**Given data:**
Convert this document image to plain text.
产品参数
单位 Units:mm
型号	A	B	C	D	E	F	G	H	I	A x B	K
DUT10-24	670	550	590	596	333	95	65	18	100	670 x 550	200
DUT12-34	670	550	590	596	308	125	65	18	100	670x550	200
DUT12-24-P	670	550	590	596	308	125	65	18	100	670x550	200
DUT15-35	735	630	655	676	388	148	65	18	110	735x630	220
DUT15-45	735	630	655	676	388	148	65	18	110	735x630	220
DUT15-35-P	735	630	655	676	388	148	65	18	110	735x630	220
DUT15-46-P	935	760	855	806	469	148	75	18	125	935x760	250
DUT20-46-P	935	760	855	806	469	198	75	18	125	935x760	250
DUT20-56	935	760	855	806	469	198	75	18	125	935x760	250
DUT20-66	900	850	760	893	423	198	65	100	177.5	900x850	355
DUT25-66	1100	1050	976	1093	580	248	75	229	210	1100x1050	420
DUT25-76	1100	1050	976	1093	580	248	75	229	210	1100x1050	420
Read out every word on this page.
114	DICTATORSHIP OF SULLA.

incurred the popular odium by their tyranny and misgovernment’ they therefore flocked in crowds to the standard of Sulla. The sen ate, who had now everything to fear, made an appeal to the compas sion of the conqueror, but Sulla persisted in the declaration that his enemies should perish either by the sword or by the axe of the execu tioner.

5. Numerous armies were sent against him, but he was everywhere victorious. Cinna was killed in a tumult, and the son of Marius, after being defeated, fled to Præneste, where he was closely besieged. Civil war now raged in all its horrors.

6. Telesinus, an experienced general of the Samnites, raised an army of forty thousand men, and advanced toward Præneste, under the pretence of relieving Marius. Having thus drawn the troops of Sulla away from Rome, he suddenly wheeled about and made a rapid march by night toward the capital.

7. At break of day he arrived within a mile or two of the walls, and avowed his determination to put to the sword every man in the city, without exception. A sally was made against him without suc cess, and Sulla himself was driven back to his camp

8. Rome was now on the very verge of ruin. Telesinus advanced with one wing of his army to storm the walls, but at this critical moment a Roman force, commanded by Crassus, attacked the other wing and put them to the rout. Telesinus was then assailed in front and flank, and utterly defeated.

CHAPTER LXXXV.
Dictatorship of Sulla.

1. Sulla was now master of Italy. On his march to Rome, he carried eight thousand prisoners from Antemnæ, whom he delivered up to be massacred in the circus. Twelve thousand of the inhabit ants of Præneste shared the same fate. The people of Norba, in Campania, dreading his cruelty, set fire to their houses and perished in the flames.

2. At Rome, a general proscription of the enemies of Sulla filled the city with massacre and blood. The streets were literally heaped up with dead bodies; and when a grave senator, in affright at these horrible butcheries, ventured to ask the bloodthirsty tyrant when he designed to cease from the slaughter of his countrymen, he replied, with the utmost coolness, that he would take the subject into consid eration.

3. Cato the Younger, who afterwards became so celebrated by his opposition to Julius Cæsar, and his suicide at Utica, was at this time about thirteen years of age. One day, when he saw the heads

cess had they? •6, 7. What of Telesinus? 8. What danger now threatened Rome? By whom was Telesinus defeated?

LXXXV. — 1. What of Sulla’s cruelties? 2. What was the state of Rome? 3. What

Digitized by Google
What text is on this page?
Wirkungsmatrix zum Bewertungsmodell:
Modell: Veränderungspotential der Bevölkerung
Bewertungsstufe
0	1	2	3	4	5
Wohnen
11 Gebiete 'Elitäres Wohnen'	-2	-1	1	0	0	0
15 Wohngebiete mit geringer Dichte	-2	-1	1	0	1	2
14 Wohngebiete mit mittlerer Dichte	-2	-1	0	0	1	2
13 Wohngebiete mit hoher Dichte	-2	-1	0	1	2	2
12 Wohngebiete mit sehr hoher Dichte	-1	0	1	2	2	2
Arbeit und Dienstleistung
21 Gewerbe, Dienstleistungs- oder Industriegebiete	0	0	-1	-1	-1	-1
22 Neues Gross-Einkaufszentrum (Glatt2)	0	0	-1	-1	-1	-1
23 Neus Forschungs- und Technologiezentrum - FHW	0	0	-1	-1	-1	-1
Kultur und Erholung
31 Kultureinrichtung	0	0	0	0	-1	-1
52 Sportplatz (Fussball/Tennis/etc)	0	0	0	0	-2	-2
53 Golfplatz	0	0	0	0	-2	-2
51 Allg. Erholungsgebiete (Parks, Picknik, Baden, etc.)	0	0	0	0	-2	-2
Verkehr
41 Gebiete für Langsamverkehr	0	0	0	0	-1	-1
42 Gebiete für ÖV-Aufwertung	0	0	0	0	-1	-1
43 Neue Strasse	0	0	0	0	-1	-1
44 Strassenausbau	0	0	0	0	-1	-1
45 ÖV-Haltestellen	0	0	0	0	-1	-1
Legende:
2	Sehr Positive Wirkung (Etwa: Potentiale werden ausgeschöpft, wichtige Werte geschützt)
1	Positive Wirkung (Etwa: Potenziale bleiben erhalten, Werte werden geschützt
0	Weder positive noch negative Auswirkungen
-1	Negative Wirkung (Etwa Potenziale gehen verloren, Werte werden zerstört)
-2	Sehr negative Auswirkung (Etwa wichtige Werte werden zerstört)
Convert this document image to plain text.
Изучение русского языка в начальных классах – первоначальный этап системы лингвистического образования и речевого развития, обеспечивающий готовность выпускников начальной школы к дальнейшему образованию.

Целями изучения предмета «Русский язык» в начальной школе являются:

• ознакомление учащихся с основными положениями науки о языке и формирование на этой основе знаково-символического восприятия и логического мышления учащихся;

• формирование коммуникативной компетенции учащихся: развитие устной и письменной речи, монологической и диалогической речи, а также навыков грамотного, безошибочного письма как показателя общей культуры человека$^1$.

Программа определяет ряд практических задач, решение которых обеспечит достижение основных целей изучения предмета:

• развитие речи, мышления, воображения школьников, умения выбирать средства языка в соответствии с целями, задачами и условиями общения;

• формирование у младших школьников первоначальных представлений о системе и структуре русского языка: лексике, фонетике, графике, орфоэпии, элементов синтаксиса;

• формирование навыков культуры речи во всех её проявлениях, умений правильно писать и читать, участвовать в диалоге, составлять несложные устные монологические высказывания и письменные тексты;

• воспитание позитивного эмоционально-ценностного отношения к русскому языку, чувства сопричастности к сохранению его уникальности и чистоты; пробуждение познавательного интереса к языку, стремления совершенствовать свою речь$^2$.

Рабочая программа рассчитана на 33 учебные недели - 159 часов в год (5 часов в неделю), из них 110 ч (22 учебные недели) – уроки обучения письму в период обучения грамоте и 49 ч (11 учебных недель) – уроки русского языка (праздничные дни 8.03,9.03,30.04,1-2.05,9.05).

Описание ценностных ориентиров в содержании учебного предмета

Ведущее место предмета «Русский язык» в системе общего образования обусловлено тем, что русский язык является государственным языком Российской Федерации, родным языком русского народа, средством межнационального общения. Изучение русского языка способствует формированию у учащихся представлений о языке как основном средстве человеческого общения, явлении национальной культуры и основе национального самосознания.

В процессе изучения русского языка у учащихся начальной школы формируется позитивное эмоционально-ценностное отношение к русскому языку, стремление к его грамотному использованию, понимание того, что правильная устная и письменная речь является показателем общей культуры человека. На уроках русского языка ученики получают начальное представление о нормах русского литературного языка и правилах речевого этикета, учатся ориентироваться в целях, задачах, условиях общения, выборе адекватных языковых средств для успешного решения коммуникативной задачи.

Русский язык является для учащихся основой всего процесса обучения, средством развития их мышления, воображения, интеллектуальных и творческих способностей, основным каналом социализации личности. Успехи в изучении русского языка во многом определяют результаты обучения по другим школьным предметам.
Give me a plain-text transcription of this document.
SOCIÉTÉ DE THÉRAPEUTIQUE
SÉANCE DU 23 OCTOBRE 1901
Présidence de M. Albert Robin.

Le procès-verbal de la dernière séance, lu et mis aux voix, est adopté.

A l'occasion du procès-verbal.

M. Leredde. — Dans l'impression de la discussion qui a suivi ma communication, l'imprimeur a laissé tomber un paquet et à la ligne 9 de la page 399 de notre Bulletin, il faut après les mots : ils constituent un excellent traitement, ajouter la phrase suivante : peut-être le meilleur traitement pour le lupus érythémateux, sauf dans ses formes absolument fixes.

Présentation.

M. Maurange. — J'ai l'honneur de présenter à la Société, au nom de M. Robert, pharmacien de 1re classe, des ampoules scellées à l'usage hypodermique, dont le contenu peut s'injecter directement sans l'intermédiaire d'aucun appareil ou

**Description of the task:**
Extract each line from the entries above that contains the string "Werte".

**Result for this task:**
2	Sehr Positive Wirkung (Etwa: Potentiale werden ausgeschöpft, wichtige Werte geschützt)
1	Positive Wirkung (Etwa: Potenziale bleiben erhalten, Werte werden geschützt
-1	Negative Wirkung (Etwa Potenziale gehen verloren, Werte werden zerstört)
-2	Sehr negative Auswirkung (Etwa wichtige Werte werden zerstört)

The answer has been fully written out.